> What is expected: Select, from the data, each line where "name" occurs.
--- Record extracts ---
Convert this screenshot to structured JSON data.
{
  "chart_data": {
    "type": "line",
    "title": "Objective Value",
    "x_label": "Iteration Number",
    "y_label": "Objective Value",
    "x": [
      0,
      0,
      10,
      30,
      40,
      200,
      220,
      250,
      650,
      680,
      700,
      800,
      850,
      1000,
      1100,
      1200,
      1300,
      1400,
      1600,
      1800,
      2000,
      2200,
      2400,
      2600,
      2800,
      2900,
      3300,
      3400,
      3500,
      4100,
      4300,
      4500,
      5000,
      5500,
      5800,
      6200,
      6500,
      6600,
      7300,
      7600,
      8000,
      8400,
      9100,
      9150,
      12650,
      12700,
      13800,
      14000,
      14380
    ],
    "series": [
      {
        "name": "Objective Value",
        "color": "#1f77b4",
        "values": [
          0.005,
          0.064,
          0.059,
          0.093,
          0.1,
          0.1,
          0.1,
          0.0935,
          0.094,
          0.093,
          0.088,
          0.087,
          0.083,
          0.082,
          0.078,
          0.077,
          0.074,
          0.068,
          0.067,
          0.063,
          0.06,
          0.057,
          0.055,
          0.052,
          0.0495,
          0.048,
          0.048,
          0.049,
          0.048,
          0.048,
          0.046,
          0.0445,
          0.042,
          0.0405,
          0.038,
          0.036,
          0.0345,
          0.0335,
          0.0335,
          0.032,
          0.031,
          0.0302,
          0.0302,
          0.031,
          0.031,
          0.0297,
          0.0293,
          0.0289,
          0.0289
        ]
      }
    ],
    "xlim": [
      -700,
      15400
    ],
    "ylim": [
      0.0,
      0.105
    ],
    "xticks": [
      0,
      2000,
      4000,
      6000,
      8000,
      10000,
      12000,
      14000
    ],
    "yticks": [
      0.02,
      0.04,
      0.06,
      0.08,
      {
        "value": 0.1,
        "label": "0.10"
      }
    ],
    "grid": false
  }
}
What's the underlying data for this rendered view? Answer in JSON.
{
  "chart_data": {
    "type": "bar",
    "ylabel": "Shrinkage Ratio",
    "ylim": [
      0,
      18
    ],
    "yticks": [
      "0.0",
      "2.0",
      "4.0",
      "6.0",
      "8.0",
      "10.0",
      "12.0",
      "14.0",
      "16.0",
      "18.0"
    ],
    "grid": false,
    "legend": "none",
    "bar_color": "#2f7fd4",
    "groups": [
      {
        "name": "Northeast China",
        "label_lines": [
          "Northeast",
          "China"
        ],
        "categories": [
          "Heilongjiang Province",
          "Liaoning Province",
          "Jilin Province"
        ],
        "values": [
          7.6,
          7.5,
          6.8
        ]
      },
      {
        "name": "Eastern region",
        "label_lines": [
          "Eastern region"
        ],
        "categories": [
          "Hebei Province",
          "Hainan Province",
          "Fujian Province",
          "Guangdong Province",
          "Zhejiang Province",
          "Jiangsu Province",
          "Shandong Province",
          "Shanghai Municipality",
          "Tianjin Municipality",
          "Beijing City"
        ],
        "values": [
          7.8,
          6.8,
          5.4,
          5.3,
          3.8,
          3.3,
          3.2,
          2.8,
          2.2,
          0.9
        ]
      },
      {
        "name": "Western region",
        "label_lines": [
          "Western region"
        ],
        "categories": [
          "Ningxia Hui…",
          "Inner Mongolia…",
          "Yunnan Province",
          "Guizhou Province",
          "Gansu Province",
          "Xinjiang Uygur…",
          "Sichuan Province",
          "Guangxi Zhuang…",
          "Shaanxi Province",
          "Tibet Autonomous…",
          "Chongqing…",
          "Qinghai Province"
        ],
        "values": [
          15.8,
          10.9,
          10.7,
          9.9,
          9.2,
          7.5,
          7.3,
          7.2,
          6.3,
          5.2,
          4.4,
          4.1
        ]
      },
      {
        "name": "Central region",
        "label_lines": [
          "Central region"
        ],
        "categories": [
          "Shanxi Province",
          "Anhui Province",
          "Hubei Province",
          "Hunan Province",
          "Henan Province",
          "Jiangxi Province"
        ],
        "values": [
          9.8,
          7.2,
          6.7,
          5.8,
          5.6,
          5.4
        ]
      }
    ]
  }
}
---
> Result below:
        "name": "Objective Value",
        "name": "Northeast China",
        "name": "Eastern region",
        "name": "Western region",
        "name": "Central region",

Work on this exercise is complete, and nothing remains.